Look through the material below and give the number of lines holding "représenter", with no other words.

Dataset records
== == ==

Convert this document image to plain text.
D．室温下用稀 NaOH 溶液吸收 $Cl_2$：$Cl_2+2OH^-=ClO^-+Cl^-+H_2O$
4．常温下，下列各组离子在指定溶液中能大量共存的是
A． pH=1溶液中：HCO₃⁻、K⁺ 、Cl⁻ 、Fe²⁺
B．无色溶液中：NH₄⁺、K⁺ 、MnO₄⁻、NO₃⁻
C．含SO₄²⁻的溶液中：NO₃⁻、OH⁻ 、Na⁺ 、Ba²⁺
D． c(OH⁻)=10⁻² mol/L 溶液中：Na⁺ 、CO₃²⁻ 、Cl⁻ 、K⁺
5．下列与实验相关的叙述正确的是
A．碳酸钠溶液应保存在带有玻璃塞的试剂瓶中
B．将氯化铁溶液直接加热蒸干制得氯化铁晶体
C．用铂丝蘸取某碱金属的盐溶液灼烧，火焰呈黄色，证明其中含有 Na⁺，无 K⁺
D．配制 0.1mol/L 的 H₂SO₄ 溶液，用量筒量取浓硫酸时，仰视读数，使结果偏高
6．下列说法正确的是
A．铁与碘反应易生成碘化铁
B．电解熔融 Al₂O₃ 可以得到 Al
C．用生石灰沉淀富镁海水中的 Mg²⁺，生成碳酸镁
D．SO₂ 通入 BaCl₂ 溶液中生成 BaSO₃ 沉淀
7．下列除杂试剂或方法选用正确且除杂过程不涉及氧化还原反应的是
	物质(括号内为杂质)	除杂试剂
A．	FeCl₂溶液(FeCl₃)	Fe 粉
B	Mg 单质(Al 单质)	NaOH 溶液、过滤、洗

== == ==

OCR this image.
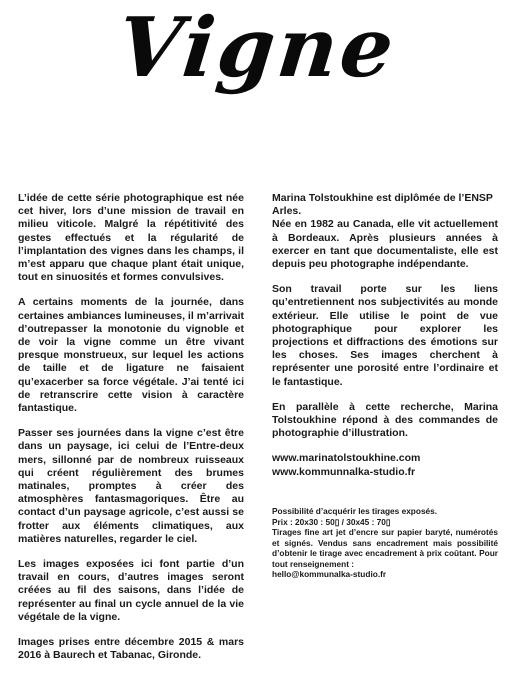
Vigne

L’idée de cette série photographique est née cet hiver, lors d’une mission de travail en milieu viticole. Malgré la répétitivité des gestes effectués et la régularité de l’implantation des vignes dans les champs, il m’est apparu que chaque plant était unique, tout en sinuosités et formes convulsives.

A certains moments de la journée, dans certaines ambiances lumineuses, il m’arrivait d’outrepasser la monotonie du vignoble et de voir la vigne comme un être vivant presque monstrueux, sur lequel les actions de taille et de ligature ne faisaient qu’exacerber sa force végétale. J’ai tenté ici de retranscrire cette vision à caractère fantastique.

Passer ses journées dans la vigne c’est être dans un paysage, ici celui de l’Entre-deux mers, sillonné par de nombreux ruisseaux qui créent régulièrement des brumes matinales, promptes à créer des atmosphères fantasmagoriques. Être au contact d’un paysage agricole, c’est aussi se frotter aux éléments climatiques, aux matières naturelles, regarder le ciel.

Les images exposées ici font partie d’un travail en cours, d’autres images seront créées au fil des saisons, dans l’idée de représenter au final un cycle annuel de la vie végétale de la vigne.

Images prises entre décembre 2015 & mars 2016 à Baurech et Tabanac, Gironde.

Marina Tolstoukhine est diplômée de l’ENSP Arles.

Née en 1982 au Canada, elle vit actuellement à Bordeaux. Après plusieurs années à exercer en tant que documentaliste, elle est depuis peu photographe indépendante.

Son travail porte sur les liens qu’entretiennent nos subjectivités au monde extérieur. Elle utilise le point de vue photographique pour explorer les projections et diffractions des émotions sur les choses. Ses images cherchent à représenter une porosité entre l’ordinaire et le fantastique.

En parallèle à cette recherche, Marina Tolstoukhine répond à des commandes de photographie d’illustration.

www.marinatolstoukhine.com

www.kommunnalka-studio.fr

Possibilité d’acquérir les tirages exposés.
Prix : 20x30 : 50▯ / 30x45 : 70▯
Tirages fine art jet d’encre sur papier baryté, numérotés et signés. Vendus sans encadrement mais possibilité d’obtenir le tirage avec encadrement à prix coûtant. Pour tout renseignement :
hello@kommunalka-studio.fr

== == ==

◆ Full response
2